*** Supplied data ***

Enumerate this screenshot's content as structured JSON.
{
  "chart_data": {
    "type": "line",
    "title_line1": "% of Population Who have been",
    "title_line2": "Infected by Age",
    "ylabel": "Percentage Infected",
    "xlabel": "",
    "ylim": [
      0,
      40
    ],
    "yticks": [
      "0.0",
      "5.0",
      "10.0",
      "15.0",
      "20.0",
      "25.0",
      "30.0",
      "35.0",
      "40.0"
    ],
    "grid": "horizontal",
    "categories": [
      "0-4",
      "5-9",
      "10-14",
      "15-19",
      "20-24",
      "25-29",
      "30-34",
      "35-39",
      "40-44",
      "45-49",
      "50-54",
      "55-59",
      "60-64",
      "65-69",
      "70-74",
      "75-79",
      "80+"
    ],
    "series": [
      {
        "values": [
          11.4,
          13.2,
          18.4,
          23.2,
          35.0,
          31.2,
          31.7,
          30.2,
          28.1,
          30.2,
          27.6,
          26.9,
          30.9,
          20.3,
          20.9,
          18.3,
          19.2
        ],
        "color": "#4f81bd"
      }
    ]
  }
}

***
*** Supplied data ***

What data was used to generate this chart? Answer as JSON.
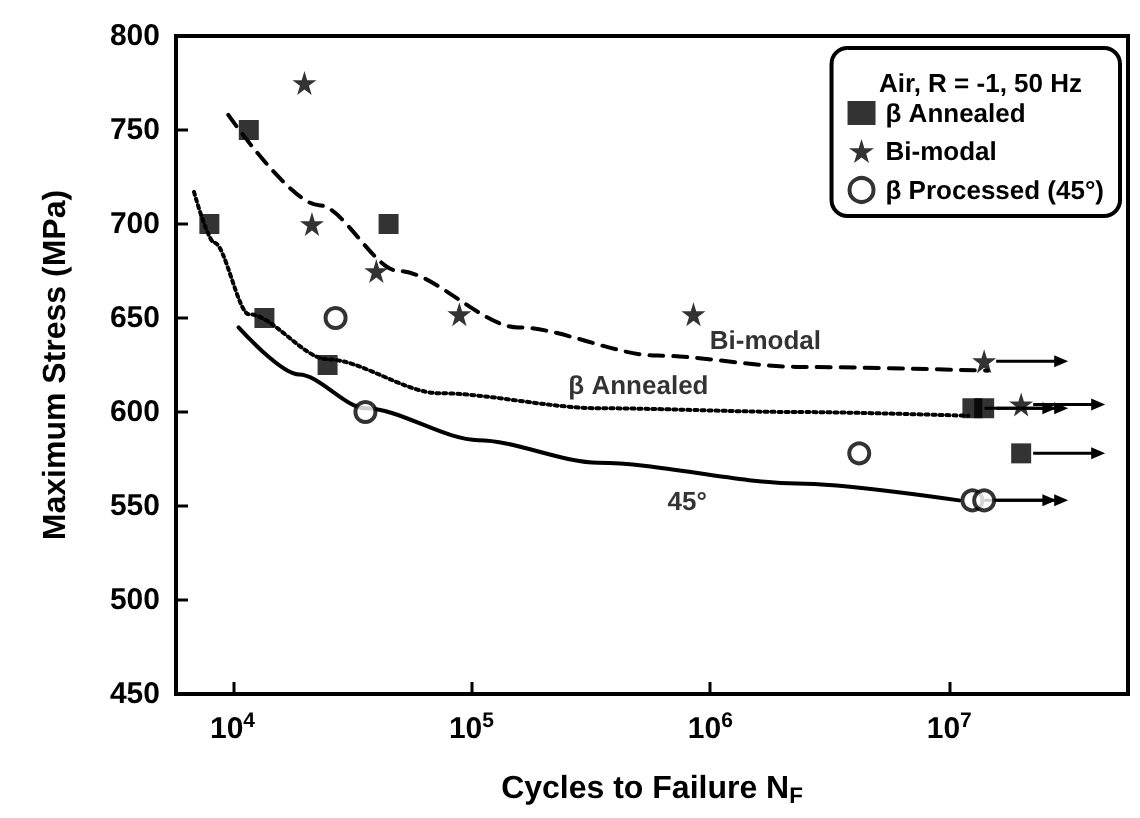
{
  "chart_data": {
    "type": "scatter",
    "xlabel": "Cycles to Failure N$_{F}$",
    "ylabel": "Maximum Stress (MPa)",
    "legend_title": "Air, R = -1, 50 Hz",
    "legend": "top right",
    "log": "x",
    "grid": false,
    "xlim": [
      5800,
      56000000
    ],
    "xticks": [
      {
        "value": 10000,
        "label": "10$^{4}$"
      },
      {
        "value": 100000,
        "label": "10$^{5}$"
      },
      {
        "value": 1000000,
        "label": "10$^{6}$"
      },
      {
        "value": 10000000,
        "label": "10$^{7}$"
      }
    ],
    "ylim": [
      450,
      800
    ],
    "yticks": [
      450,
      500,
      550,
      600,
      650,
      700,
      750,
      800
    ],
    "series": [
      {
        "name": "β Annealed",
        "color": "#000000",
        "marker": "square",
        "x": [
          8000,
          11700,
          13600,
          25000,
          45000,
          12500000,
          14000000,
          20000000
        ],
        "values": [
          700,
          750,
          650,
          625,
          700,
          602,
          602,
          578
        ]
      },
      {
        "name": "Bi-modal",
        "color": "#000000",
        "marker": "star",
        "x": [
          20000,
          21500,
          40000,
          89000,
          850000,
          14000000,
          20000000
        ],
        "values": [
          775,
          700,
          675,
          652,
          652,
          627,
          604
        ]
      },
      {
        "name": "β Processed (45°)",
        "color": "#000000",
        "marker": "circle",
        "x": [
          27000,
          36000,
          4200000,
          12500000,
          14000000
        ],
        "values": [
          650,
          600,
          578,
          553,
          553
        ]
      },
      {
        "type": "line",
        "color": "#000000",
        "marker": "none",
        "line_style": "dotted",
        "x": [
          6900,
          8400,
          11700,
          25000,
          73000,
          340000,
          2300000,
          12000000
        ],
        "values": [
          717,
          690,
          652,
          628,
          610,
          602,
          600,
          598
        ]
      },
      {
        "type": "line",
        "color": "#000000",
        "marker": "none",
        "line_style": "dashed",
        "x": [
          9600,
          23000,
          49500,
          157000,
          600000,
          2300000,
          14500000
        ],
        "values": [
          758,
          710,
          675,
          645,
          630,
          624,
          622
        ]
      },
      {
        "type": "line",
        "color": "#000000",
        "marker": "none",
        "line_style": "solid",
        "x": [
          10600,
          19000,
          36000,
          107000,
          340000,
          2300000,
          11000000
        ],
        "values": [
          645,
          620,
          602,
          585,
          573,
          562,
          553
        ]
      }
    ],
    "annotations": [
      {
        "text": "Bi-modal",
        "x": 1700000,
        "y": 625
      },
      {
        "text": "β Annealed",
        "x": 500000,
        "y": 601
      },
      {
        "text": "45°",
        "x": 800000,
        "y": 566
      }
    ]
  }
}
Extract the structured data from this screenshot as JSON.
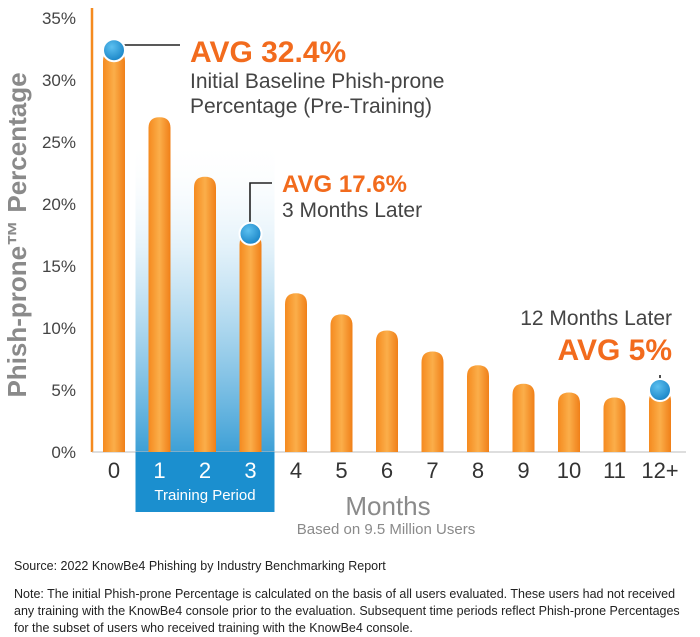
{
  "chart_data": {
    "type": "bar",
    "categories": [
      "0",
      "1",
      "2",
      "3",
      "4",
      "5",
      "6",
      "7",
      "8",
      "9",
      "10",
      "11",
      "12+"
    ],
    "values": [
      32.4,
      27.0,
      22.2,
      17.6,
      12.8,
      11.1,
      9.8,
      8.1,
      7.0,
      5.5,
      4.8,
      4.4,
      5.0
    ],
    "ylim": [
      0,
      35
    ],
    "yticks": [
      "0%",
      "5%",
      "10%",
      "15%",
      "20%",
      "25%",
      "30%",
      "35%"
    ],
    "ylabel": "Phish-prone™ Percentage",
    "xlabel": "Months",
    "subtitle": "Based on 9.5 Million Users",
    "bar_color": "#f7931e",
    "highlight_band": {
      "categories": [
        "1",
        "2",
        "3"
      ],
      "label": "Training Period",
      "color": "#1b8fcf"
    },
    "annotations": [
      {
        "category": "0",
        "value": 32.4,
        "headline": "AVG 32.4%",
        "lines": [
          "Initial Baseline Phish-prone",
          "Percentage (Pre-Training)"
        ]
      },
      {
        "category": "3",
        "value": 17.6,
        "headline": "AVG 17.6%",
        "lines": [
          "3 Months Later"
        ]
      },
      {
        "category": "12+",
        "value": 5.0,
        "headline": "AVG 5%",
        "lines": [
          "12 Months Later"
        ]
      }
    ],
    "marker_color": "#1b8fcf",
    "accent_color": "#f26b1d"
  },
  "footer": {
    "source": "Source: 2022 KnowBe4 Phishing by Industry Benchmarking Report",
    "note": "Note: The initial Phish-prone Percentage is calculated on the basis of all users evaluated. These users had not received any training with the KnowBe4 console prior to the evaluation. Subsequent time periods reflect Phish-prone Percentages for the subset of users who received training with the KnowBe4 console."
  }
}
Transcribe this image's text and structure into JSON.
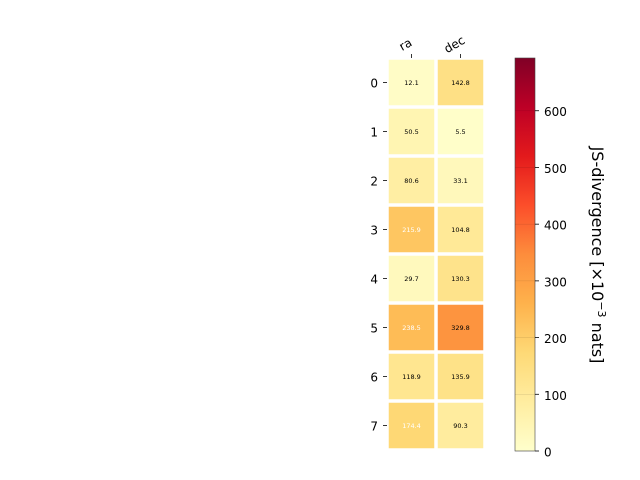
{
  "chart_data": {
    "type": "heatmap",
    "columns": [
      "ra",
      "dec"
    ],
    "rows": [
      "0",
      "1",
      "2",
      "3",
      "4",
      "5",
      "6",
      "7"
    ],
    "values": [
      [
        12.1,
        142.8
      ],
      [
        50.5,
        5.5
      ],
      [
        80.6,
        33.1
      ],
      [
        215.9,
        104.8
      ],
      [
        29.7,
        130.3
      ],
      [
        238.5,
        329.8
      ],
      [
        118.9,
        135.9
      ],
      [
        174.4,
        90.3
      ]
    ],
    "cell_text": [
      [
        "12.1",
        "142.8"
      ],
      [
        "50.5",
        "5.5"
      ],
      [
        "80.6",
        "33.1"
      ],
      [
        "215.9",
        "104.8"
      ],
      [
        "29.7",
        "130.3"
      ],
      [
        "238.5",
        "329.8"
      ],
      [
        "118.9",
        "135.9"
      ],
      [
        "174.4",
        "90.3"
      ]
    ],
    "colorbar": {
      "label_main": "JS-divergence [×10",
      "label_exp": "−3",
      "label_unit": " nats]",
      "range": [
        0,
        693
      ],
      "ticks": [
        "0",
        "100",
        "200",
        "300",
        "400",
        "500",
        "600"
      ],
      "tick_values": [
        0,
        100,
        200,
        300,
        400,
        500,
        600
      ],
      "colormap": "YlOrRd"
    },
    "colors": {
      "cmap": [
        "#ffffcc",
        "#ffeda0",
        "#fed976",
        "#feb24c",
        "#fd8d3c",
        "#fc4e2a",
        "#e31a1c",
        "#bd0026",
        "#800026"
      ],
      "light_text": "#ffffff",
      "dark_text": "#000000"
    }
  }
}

***
*** Supplied data ***

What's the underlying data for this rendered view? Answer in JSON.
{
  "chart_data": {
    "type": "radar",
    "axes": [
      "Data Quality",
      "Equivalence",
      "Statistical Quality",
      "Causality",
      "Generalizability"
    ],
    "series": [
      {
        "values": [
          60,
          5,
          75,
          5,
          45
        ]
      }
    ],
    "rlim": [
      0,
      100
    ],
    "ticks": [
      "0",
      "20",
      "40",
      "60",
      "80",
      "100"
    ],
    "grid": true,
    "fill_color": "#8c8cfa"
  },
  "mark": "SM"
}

***

● **Instruction**: Report each line of the material above where the word "name" appears.

● **Expected answer**:
        "name": "β Annealed",
        "name": "Bi-modal",
        "name": "β Processed (45°)",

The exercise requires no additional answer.